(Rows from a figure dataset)
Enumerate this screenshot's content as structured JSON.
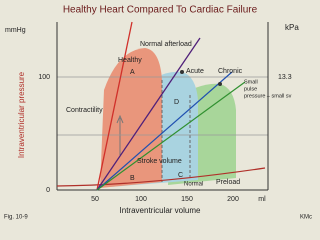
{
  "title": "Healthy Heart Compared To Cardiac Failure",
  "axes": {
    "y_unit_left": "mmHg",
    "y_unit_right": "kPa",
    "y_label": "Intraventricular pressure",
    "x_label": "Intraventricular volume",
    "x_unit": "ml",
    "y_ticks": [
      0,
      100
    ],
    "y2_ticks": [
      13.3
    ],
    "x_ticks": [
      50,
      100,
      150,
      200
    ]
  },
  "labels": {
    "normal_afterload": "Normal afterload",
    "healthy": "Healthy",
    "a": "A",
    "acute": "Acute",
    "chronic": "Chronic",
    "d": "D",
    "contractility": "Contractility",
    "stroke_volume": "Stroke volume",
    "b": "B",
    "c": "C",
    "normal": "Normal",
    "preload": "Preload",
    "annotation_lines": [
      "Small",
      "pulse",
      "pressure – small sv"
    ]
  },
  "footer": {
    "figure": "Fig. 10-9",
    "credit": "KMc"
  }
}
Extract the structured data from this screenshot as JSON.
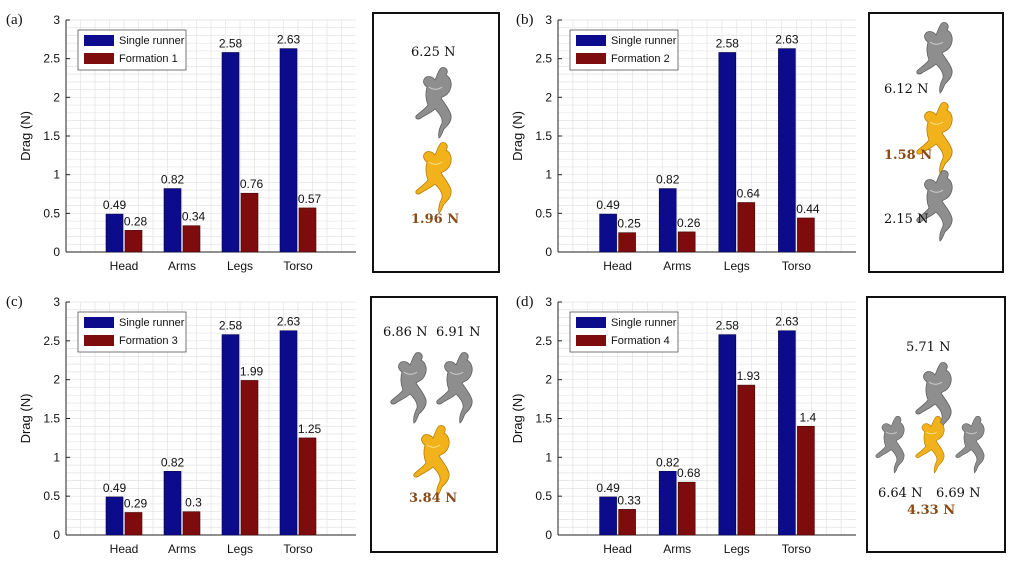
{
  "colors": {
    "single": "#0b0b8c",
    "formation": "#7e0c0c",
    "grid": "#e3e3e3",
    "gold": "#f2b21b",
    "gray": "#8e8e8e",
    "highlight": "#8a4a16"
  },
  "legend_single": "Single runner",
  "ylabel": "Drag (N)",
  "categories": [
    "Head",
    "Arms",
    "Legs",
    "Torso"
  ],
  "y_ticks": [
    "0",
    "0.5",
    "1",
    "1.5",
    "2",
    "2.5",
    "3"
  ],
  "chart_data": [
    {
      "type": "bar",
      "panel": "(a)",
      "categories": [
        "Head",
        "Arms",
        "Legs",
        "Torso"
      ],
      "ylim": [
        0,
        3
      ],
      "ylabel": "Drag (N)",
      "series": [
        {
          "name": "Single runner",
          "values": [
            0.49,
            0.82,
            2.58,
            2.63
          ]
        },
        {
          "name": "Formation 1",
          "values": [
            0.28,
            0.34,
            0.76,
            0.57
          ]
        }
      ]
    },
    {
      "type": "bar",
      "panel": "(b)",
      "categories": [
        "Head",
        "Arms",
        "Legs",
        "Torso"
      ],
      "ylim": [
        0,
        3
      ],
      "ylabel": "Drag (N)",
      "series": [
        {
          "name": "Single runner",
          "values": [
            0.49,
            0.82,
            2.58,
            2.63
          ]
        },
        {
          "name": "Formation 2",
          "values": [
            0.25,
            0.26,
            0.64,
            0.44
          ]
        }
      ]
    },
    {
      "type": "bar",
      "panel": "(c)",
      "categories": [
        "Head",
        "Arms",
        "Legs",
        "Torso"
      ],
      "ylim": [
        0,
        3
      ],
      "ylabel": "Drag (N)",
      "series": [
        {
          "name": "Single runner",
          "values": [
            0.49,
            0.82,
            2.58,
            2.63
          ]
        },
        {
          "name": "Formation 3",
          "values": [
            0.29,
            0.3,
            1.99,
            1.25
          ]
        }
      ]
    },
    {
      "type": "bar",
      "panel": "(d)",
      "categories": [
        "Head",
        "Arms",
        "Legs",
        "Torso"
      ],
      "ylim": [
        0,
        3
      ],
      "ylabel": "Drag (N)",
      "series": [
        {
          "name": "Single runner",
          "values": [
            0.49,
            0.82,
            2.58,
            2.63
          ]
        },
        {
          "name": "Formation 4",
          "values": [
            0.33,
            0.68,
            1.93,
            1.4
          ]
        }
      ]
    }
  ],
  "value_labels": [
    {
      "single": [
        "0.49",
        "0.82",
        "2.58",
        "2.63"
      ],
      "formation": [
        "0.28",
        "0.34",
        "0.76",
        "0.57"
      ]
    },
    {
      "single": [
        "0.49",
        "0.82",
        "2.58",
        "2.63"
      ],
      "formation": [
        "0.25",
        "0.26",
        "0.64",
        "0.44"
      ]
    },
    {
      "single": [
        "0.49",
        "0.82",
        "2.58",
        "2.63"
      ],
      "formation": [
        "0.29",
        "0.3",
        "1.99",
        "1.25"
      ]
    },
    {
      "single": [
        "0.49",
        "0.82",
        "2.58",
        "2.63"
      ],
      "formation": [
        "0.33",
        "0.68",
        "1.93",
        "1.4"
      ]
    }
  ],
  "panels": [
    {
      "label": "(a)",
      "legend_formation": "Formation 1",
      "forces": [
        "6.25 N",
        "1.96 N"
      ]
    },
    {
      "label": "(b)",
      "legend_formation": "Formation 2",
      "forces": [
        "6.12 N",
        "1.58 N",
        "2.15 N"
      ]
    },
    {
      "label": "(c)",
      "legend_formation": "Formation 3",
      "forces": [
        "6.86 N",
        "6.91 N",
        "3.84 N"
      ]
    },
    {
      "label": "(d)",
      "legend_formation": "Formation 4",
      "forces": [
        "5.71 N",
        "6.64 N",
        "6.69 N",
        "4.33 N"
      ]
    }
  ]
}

---

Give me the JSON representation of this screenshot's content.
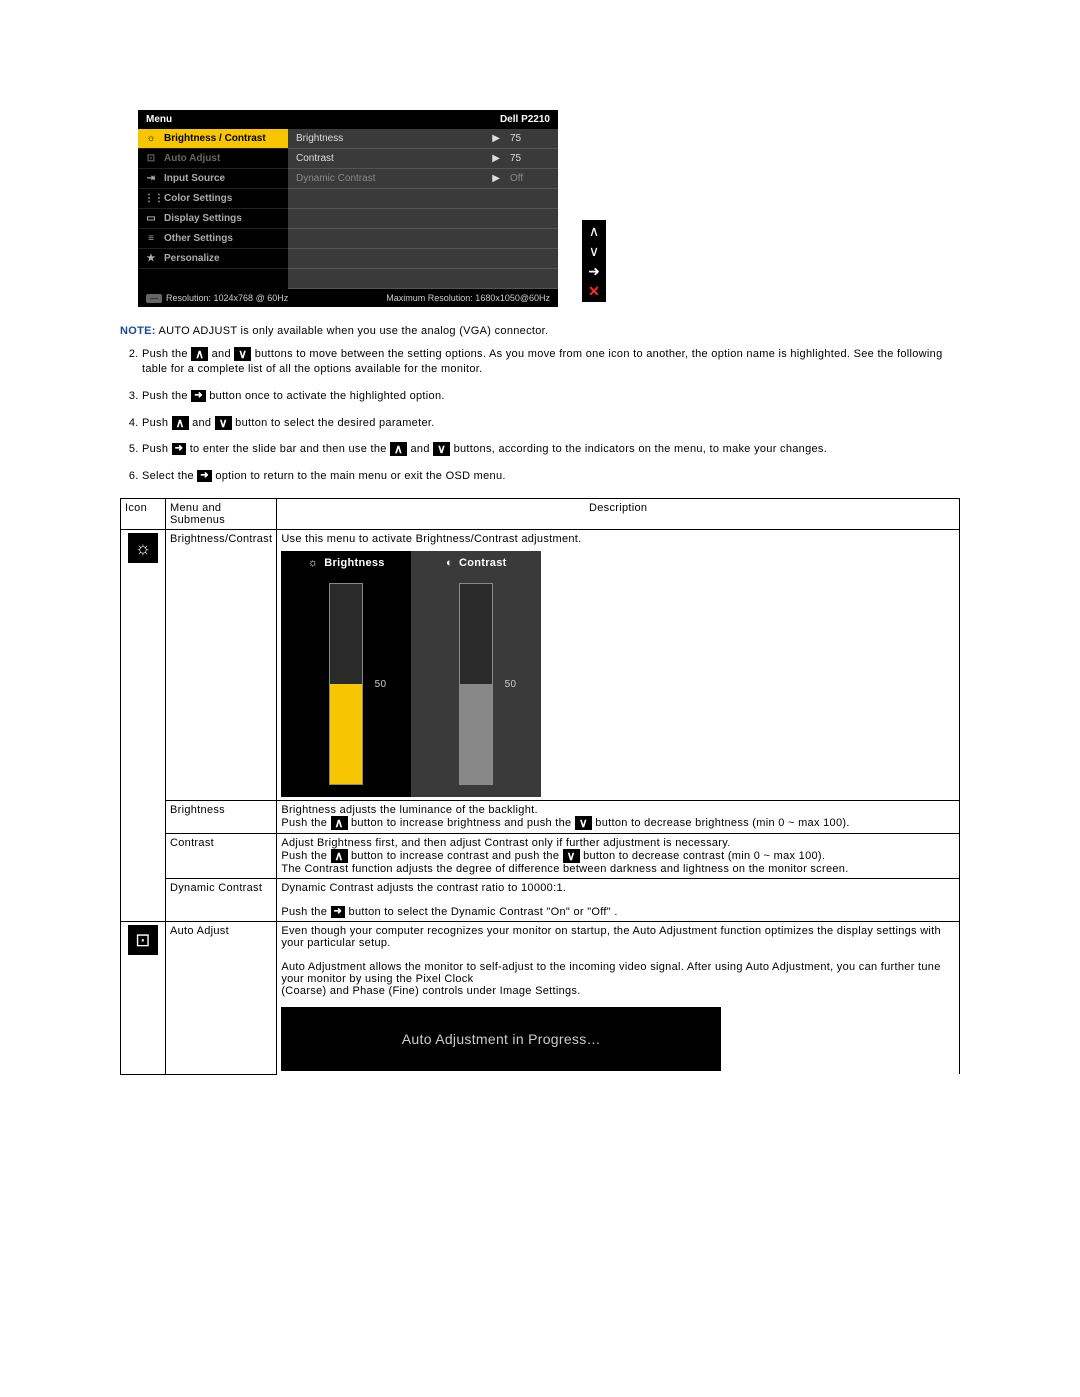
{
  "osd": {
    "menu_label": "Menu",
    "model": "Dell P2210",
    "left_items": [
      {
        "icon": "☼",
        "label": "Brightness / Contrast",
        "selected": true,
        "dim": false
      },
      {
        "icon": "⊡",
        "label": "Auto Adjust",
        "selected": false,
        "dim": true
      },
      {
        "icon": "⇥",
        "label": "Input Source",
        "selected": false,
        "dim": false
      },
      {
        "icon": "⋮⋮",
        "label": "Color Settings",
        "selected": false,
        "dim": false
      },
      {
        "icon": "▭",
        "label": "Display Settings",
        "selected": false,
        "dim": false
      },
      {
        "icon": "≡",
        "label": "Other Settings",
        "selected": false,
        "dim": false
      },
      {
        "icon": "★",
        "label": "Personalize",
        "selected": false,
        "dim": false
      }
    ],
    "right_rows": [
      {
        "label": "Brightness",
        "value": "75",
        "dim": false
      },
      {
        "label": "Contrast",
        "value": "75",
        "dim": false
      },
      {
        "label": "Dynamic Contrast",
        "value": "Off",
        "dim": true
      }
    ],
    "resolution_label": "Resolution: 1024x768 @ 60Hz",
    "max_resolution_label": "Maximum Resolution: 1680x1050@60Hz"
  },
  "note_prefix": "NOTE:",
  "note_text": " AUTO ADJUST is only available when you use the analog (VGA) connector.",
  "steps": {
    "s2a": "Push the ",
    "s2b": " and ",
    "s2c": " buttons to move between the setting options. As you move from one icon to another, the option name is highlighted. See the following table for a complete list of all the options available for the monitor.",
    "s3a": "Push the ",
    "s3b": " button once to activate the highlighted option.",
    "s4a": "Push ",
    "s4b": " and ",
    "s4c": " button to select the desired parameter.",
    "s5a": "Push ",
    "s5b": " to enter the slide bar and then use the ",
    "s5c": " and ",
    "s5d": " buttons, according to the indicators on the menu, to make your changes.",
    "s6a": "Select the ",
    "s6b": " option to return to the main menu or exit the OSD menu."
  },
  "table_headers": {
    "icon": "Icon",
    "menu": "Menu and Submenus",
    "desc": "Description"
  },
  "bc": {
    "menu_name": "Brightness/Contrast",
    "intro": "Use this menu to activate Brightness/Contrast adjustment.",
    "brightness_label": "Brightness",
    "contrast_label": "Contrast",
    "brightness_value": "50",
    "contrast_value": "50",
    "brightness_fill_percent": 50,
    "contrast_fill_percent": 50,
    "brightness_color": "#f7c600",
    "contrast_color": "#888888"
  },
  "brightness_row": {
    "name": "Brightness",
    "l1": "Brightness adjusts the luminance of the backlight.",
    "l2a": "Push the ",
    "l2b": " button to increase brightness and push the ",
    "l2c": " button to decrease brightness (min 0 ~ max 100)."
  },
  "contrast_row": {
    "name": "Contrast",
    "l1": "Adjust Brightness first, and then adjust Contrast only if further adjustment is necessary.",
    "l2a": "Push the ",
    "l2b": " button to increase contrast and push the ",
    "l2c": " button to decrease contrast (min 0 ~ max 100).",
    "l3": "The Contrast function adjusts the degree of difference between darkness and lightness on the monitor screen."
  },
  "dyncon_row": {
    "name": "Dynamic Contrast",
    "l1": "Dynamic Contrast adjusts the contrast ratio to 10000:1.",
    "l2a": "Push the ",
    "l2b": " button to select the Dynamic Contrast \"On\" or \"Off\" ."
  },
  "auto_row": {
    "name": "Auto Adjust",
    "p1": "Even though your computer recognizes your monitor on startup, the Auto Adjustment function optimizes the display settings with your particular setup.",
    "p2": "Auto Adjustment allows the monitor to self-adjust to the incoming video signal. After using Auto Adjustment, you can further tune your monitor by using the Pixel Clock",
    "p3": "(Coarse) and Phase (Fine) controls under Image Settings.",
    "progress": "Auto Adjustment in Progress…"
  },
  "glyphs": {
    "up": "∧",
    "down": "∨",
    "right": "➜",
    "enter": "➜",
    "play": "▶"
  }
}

* **EXERCISE**: From the listing above, report the number of lines containing the string "buttons", without any accompanying remarks.

* **RESPONSE**: 2